— begin —
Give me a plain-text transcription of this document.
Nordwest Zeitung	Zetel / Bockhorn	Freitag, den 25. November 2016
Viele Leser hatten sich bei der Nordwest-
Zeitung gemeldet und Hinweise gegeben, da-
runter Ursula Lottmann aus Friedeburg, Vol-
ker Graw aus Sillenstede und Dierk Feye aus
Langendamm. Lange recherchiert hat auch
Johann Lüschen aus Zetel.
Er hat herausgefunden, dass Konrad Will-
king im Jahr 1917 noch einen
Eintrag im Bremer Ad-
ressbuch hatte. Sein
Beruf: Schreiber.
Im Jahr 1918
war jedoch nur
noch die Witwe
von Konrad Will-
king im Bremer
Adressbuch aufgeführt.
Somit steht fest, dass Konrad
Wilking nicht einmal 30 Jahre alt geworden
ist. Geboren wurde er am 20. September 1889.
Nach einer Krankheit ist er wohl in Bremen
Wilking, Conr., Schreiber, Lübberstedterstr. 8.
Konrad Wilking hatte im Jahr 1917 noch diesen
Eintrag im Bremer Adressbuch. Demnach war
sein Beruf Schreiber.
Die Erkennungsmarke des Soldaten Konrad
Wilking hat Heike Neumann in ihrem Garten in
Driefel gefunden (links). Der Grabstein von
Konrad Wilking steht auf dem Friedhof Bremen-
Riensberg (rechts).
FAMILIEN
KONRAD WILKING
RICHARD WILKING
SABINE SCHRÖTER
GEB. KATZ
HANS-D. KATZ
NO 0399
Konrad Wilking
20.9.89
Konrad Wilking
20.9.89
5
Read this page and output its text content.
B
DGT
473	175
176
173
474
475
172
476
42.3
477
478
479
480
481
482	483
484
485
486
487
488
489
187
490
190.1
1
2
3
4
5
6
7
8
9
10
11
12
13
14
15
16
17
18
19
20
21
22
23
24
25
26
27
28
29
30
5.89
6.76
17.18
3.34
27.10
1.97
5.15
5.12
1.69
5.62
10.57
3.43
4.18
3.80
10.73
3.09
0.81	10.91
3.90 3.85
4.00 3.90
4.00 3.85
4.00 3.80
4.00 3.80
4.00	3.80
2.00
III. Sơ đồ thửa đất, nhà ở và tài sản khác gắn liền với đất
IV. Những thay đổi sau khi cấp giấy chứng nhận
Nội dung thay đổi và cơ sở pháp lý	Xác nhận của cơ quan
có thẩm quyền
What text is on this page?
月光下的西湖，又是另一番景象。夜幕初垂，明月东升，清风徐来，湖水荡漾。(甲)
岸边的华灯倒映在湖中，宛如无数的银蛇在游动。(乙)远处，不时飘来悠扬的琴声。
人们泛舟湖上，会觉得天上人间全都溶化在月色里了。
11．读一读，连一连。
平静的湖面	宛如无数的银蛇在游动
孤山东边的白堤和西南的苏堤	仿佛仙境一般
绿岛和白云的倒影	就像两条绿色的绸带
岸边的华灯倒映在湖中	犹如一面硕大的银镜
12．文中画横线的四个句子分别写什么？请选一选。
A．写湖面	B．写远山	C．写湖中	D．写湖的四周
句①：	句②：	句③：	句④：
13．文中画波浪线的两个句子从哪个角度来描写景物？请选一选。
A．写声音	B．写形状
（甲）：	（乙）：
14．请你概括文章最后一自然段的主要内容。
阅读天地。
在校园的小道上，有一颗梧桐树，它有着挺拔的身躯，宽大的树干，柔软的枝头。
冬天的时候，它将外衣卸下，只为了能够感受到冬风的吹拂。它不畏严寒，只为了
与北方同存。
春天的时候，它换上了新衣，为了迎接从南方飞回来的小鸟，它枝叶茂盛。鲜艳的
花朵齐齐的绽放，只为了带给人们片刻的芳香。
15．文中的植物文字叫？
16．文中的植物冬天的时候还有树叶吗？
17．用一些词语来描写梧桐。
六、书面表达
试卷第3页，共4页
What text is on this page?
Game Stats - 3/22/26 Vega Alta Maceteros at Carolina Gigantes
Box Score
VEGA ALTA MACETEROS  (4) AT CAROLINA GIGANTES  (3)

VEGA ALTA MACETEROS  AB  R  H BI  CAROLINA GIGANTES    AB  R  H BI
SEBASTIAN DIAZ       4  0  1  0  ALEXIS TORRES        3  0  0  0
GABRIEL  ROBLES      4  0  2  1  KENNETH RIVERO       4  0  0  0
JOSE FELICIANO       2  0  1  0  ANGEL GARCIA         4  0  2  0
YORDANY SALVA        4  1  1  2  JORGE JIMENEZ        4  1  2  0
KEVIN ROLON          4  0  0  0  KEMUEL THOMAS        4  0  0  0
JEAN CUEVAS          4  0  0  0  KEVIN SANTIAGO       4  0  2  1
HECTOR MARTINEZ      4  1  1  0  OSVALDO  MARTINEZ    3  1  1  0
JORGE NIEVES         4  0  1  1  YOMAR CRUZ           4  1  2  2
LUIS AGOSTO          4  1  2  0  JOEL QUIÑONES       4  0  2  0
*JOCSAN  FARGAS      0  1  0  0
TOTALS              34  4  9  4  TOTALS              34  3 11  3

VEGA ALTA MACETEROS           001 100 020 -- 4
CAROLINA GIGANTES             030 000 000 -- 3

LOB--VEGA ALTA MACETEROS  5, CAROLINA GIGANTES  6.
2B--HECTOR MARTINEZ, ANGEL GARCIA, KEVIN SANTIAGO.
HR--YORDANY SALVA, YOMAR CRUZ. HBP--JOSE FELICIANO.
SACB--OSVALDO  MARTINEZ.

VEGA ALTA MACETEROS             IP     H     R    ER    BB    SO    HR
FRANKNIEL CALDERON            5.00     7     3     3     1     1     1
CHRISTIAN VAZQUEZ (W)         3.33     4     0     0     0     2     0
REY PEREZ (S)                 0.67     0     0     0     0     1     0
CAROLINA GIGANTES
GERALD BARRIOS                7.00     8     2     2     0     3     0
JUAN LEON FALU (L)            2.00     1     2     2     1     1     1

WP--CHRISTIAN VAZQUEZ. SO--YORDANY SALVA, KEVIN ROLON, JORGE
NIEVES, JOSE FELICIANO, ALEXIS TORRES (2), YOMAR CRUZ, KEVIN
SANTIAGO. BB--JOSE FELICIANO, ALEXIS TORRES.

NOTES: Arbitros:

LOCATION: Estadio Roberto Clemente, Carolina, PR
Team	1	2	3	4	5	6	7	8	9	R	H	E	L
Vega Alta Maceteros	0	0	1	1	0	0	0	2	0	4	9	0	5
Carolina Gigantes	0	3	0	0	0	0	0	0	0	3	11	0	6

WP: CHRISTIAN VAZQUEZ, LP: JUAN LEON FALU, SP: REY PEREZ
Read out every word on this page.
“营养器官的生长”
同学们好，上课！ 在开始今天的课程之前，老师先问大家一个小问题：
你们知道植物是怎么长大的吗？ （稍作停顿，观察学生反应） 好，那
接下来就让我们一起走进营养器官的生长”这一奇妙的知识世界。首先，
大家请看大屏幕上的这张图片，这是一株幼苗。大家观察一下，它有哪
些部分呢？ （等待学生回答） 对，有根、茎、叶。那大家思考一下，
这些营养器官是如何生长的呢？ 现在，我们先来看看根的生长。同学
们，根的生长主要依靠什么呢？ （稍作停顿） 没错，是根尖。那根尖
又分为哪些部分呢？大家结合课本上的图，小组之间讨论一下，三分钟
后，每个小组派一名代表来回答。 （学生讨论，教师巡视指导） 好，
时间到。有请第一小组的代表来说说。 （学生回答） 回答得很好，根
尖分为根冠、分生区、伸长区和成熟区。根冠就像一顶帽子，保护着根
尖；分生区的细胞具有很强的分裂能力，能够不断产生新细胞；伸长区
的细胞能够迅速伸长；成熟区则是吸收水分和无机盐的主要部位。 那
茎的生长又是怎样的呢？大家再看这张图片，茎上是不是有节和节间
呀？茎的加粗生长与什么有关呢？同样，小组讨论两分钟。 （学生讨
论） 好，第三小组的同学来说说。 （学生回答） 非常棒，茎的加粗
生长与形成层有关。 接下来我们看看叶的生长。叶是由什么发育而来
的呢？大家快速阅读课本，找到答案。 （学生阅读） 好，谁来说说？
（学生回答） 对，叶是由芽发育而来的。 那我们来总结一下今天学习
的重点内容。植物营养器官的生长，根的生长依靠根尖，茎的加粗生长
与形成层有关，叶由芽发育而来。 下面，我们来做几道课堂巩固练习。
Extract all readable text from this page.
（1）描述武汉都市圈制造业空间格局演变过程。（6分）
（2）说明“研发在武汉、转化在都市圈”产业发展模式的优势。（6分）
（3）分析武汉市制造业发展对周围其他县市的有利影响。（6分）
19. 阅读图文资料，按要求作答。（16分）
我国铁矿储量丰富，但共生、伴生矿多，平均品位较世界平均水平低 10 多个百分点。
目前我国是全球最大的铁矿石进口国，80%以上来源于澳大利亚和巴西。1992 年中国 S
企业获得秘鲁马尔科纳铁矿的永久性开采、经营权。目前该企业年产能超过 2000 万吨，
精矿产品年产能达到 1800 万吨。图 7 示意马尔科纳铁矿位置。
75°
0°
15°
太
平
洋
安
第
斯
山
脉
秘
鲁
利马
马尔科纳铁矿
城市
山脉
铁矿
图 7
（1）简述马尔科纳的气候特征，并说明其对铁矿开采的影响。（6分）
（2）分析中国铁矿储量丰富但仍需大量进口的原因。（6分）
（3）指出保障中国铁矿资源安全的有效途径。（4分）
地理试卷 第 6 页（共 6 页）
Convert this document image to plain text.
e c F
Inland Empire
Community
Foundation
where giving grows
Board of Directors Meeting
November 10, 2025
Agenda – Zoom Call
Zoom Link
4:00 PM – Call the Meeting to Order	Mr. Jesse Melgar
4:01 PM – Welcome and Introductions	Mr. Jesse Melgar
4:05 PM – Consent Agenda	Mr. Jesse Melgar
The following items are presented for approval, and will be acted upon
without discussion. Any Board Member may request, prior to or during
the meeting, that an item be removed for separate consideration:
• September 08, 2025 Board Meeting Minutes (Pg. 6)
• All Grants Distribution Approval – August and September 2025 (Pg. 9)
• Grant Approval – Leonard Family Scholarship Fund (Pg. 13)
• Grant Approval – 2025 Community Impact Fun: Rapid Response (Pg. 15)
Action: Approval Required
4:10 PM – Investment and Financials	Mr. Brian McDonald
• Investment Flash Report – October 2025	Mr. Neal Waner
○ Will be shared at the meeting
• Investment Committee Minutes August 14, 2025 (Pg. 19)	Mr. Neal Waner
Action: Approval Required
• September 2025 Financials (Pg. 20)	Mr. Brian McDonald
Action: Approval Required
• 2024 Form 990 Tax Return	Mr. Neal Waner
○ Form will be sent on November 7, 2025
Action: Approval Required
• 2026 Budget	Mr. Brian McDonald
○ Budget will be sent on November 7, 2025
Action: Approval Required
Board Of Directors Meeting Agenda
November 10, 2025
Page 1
— end —
WRITTEN REQUEST> Which lines hold the word "Waner"? Show each one.

EXPECTED ANSWER>
• Investment Flash Report – October 2025	Mr. Neal Waner
• Investment Committee Minutes August 14, 2025 (Pg. 19)	Mr. Neal Waner
• 2024 Form 990 Tax Return	Mr. Neal Waner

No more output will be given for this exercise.